### Raw records
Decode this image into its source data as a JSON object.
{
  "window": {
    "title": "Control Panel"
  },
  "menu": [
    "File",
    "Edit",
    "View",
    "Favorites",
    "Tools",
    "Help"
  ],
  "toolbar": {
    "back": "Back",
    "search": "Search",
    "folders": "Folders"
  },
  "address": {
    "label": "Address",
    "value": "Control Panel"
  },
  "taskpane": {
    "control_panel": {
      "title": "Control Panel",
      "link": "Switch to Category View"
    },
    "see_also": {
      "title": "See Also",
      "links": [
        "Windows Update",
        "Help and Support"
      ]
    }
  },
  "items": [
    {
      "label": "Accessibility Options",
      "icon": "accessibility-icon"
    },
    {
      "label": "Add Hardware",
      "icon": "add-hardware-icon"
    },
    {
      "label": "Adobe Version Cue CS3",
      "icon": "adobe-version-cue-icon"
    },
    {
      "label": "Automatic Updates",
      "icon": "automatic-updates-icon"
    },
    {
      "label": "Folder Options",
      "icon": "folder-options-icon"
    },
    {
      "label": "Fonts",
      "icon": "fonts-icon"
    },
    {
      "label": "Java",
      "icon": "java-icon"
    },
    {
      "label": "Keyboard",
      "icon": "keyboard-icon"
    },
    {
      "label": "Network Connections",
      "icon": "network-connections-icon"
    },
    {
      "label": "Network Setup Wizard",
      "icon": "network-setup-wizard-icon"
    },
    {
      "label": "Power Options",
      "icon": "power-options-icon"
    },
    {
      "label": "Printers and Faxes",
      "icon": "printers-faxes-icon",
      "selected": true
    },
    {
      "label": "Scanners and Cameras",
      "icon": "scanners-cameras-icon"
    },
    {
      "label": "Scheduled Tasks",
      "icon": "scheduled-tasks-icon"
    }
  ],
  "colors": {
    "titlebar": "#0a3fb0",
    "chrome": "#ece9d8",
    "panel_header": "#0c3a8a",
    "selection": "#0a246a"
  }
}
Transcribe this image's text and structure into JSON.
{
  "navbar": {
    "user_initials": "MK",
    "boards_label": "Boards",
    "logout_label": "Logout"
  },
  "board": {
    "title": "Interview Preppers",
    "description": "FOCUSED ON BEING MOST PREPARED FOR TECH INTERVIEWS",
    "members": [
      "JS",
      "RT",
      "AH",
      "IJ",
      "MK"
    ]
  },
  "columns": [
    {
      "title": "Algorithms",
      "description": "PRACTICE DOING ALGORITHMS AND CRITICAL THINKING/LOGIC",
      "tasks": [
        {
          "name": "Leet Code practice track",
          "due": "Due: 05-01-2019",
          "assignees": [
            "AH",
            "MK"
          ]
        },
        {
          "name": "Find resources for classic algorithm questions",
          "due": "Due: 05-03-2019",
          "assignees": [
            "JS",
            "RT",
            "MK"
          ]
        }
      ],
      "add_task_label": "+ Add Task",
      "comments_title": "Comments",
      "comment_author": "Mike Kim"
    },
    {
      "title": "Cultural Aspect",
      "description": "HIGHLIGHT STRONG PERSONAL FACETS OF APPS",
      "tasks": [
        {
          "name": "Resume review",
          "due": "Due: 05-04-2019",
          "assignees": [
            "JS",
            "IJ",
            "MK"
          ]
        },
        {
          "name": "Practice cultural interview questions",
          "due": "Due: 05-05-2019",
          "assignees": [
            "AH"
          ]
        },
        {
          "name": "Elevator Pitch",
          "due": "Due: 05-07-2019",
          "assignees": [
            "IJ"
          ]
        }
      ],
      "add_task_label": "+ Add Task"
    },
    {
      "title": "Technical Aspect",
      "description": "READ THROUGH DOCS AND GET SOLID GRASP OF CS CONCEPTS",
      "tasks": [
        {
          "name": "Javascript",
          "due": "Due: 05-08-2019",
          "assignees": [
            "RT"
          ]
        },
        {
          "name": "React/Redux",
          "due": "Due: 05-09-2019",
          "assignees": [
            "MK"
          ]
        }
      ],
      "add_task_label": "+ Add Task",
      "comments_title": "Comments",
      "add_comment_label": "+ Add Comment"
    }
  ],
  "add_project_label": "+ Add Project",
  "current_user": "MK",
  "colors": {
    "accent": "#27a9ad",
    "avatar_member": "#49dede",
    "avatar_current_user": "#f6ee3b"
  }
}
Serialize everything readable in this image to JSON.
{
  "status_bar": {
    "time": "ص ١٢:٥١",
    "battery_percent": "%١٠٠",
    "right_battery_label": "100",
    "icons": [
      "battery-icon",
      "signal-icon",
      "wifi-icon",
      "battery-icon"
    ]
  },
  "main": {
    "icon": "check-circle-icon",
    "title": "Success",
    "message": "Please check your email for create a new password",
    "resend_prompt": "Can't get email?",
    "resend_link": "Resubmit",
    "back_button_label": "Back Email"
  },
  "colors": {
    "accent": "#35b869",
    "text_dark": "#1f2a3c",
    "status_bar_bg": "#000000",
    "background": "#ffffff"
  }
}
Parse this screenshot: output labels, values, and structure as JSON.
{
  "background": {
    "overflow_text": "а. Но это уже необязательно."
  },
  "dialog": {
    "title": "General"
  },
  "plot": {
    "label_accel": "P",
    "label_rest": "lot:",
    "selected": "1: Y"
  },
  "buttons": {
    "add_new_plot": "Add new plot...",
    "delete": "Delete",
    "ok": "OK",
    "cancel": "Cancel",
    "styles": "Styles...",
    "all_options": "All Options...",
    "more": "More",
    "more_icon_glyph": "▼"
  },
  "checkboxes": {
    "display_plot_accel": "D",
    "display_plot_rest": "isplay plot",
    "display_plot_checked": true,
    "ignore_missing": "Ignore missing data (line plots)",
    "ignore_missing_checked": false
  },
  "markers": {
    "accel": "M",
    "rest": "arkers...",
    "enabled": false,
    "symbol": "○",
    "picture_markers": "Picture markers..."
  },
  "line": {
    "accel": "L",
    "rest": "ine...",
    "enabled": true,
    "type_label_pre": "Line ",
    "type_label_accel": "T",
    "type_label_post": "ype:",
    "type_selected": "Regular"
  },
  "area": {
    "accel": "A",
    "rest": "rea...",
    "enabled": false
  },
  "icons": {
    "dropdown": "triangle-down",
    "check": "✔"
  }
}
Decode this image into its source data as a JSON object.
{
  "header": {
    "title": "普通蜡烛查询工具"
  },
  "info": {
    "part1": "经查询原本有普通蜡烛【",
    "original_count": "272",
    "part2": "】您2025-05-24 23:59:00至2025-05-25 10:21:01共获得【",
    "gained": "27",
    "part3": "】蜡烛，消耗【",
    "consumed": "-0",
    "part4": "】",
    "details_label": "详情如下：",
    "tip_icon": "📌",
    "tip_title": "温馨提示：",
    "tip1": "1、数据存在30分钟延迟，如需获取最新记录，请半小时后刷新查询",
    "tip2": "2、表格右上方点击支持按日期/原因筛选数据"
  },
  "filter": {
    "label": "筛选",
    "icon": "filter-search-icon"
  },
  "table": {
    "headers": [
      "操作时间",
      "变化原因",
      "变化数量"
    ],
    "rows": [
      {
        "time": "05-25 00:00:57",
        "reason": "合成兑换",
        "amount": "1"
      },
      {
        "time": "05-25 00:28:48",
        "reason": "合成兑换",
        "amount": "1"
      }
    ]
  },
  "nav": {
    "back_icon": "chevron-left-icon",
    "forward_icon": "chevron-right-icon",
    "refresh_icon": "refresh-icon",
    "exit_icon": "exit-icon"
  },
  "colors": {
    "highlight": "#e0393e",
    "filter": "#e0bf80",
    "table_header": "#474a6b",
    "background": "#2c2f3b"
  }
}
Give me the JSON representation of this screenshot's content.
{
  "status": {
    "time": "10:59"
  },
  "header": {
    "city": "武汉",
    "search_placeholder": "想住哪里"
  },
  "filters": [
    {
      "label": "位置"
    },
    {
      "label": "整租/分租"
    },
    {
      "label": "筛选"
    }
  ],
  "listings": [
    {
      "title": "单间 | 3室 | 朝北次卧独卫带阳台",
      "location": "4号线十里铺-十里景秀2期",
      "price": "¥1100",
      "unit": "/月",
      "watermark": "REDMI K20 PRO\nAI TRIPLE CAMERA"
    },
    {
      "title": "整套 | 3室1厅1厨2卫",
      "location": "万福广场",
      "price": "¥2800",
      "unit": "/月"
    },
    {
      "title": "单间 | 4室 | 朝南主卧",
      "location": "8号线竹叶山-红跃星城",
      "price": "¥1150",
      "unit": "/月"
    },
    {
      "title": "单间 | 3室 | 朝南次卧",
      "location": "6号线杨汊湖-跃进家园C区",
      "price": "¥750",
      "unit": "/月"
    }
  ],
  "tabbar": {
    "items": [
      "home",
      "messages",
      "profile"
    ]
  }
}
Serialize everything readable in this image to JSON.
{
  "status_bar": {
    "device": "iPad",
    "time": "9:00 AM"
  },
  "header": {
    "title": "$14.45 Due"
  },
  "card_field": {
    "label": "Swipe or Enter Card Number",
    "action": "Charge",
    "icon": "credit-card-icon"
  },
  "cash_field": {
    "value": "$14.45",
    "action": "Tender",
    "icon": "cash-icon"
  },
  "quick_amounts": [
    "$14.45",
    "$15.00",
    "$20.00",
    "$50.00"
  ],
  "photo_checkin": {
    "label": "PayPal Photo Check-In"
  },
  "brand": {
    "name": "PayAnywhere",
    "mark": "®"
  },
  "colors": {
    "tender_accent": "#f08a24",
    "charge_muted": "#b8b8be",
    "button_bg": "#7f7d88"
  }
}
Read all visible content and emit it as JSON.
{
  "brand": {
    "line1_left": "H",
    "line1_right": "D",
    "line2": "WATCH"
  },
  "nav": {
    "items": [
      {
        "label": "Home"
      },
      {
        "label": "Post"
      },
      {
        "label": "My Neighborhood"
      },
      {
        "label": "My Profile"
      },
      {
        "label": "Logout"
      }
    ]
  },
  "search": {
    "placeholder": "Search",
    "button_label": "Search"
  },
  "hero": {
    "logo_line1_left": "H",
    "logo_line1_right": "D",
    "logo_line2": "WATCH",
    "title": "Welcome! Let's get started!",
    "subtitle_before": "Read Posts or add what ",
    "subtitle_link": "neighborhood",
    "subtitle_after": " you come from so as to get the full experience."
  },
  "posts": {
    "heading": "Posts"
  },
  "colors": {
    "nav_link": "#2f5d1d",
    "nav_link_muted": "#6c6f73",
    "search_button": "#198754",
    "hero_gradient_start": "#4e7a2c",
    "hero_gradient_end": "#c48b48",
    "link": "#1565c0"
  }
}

### Given request
Whenever "chevron" turns up in a line, pick that line out.

### Final result
    "back_icon": "chevron-left-icon",
    "forward_icon": "chevron-right-icon",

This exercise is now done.